* START Records *

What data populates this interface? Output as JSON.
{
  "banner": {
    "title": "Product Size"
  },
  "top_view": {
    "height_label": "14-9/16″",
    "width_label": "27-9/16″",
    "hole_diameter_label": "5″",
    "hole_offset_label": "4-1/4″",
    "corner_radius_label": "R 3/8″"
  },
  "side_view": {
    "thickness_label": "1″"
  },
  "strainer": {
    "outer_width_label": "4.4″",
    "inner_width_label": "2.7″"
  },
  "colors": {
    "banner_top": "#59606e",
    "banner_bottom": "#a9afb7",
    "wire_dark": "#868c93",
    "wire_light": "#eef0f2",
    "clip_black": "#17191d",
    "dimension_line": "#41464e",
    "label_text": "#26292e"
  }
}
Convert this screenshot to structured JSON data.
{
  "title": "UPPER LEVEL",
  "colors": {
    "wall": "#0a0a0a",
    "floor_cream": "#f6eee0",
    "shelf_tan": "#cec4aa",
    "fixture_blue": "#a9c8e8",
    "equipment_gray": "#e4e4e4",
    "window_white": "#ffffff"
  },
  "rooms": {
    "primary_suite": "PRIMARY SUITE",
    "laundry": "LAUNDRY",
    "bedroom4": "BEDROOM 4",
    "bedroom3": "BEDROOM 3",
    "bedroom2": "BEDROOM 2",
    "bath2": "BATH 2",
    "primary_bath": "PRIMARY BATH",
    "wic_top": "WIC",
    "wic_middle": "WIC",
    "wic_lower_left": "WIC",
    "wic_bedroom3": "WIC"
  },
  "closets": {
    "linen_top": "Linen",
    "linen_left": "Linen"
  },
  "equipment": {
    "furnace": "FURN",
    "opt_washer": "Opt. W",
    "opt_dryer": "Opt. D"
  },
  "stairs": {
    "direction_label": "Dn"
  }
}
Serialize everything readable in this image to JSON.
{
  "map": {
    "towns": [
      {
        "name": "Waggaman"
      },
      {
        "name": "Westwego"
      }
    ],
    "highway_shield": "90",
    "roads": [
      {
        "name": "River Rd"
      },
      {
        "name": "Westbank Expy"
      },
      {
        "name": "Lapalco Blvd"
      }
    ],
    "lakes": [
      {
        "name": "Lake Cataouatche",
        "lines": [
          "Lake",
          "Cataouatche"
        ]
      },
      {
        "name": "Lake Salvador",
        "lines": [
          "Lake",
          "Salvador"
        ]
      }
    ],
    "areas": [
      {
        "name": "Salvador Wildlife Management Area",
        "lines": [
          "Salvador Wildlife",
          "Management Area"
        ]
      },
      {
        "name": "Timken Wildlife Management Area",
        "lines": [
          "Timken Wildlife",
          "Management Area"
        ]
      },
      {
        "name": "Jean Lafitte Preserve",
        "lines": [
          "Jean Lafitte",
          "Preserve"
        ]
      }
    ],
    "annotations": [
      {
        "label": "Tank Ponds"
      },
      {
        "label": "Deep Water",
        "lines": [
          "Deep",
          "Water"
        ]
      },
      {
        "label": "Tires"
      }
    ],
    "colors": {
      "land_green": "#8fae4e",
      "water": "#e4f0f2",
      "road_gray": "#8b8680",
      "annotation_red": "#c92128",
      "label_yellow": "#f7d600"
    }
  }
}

* END Records *

§ Task instructions
In the entries above, identify every line with the string "Wildlife".

§ Response for this exercise
        "name": "Salvador Wildlife Management Area",
          "Salvador Wildlife",
        "name": "Timken Wildlife Management Area",
          "Timken Wildlife",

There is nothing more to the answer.